WRITTEN PROBLEM
Would you pull out every line of the material that contains the string "varaustaso"?

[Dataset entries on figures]
# # # # #

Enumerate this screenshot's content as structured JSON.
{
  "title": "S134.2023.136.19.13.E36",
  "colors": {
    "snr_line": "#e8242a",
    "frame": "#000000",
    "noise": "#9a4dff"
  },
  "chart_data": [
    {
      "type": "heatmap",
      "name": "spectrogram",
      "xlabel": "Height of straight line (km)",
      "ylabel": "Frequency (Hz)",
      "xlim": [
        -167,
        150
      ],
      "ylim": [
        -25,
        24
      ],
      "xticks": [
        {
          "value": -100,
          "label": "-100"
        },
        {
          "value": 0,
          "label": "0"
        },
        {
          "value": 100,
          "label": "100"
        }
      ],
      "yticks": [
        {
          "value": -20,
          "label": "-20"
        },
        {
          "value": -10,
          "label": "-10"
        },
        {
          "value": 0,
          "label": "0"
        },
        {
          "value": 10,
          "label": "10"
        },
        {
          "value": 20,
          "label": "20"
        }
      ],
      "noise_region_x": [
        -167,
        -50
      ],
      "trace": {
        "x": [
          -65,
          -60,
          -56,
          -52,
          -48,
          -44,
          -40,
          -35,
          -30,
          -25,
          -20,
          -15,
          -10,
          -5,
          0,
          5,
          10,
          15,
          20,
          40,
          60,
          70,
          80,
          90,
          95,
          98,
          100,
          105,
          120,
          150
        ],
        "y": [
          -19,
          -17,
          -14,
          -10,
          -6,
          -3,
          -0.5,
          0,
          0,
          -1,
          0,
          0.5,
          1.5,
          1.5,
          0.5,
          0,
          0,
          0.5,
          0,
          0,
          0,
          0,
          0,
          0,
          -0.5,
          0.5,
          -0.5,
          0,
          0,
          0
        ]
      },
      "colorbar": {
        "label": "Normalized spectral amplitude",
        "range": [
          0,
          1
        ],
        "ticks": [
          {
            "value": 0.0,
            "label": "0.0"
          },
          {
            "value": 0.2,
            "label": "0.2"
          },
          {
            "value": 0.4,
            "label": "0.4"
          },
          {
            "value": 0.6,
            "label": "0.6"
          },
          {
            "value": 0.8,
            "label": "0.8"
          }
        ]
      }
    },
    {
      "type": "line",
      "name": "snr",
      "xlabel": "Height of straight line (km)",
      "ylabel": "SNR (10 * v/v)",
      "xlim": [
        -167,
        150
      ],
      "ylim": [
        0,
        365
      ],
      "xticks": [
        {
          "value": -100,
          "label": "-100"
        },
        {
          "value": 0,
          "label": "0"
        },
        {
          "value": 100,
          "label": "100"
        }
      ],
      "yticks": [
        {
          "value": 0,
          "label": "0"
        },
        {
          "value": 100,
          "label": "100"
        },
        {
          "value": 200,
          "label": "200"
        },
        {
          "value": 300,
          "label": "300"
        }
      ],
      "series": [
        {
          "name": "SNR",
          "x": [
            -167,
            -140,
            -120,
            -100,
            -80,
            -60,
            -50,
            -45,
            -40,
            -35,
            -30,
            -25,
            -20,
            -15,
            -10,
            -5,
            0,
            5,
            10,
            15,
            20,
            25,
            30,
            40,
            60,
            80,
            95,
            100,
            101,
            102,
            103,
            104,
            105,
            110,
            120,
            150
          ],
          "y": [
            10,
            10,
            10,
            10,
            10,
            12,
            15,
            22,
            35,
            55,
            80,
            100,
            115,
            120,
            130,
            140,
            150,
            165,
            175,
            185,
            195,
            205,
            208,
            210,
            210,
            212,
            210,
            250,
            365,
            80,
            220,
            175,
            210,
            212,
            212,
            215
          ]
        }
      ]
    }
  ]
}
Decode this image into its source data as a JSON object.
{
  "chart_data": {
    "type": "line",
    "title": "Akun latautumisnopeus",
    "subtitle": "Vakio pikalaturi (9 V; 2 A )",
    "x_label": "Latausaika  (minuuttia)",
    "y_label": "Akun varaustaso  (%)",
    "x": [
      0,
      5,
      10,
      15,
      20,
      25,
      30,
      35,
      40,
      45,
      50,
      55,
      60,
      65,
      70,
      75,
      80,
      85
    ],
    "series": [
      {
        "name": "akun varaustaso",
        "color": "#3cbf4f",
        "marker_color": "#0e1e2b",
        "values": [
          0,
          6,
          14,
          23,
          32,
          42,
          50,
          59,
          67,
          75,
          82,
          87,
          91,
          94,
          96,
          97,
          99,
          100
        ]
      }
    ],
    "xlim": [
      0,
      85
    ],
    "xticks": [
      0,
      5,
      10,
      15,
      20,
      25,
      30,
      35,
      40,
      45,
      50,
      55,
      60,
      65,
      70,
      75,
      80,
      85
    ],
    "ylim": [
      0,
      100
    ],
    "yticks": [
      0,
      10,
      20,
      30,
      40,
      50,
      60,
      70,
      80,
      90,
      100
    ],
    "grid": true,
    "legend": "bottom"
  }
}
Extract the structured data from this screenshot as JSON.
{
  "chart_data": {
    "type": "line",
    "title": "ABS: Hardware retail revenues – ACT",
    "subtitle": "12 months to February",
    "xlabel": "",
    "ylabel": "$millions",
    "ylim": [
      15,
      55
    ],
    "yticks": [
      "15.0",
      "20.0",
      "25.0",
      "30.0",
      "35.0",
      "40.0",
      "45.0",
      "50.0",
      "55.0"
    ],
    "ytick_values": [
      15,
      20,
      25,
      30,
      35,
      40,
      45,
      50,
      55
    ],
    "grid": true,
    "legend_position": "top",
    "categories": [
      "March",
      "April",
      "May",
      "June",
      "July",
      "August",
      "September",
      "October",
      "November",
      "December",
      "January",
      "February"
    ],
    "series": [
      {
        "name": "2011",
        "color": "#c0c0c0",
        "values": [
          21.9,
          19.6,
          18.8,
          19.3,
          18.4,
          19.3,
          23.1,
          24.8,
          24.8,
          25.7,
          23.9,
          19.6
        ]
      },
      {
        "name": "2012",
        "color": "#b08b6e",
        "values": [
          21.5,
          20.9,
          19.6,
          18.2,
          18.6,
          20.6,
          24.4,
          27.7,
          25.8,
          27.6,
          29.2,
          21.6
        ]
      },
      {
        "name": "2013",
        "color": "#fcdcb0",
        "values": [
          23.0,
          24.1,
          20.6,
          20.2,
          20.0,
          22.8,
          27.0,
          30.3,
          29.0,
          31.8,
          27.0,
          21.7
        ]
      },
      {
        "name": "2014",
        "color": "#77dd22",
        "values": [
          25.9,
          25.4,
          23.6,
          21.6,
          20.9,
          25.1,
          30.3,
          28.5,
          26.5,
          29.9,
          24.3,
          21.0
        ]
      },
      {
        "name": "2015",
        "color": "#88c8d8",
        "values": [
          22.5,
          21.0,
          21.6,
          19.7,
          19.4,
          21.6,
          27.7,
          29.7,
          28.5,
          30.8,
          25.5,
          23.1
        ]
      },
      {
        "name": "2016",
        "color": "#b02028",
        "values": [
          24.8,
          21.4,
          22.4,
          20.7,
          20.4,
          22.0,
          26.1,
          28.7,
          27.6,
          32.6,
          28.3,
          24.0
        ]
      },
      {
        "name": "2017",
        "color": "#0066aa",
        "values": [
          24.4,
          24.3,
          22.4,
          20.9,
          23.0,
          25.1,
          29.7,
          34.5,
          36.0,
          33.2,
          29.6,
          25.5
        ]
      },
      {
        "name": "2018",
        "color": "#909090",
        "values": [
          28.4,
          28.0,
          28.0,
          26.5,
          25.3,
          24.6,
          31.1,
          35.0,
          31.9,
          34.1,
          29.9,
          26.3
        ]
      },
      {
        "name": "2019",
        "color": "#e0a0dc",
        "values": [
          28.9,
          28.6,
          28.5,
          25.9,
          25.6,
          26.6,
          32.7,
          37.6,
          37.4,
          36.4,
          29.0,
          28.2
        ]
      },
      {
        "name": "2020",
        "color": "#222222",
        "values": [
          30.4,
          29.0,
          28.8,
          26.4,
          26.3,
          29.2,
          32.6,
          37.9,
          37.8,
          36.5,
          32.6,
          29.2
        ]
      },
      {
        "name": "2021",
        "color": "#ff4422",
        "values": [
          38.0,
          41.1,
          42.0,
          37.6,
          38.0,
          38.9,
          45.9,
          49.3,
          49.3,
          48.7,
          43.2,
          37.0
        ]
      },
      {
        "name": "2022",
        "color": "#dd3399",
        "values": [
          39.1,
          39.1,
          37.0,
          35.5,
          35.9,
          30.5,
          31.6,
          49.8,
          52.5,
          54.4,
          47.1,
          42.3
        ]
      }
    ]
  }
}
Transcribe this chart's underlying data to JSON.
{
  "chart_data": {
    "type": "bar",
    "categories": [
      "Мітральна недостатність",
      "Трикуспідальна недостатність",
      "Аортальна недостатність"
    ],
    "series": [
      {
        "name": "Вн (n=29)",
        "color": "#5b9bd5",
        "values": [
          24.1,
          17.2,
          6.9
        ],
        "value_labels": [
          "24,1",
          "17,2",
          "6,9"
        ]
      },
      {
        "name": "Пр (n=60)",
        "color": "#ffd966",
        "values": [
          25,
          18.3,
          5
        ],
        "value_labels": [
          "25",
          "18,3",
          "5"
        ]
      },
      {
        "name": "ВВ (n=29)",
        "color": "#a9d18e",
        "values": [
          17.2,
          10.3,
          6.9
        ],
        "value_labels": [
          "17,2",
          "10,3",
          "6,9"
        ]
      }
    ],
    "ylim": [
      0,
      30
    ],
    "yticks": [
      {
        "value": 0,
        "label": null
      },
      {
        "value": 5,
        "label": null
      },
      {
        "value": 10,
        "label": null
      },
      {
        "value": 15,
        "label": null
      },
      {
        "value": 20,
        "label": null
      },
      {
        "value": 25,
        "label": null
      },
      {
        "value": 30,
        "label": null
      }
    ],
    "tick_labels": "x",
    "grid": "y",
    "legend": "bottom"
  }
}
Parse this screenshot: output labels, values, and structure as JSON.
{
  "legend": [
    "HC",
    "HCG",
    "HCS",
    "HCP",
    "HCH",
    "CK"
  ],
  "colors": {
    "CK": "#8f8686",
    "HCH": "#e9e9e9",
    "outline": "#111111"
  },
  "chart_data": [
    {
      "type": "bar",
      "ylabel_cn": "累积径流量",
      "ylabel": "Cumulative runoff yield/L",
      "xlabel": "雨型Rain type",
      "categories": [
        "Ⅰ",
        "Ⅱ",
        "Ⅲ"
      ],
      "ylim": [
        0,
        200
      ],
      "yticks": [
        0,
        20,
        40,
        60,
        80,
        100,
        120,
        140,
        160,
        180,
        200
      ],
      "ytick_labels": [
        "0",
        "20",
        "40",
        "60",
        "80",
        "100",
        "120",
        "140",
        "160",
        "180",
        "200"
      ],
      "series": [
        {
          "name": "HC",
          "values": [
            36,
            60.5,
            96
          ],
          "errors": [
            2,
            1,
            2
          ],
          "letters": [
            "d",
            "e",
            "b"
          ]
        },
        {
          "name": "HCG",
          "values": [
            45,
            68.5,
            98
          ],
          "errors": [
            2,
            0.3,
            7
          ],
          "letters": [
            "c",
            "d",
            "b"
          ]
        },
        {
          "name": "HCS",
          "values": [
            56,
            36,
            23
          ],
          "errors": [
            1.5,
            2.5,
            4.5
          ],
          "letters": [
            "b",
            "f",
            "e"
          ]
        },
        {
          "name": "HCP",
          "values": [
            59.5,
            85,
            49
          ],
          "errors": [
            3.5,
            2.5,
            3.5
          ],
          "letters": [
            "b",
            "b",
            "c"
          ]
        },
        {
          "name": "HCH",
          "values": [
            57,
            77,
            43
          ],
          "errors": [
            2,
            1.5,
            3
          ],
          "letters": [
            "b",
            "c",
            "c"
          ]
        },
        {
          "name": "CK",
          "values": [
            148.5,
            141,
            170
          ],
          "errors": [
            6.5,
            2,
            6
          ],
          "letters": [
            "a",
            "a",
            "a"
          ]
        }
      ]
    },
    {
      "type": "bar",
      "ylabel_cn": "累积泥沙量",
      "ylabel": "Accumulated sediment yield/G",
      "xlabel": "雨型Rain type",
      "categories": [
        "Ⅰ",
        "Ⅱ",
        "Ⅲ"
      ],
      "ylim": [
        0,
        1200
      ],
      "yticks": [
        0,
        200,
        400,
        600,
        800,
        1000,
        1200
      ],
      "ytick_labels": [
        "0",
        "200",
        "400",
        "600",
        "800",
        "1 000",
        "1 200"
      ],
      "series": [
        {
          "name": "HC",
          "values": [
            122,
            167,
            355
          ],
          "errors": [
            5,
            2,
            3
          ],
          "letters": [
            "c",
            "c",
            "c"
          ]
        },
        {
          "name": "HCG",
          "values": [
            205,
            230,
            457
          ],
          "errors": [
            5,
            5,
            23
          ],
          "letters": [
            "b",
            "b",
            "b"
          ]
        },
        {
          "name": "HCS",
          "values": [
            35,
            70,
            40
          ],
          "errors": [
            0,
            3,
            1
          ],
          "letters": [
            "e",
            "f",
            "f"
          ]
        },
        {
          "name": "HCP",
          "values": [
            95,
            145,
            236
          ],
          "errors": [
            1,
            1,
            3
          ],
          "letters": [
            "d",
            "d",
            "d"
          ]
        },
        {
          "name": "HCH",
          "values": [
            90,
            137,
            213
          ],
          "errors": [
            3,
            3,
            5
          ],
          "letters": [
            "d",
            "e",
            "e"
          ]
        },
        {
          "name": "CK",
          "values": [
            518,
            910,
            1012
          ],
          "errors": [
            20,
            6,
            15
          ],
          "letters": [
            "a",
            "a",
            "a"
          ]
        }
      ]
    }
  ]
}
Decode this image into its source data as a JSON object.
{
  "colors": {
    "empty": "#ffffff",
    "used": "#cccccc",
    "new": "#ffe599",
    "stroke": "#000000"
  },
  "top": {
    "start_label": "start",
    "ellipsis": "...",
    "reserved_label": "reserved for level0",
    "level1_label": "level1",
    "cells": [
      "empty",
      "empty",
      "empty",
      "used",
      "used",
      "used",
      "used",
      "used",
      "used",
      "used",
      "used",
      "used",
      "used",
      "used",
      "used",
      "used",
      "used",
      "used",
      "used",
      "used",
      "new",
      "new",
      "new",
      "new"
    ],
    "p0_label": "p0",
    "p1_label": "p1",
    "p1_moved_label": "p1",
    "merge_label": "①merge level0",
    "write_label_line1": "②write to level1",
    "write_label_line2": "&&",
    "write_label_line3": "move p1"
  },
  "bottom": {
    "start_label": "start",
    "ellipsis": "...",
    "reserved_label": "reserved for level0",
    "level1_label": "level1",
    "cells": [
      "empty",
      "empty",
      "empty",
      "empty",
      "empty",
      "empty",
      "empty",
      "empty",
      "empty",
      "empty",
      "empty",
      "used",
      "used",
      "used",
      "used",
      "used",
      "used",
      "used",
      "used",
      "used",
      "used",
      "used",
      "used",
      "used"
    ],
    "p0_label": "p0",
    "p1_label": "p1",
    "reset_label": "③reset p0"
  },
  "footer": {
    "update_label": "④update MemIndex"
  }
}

# # # # #

RESULT
    "y_label": "Akun varaustaso  (%)",
        "name": "akun varaustaso",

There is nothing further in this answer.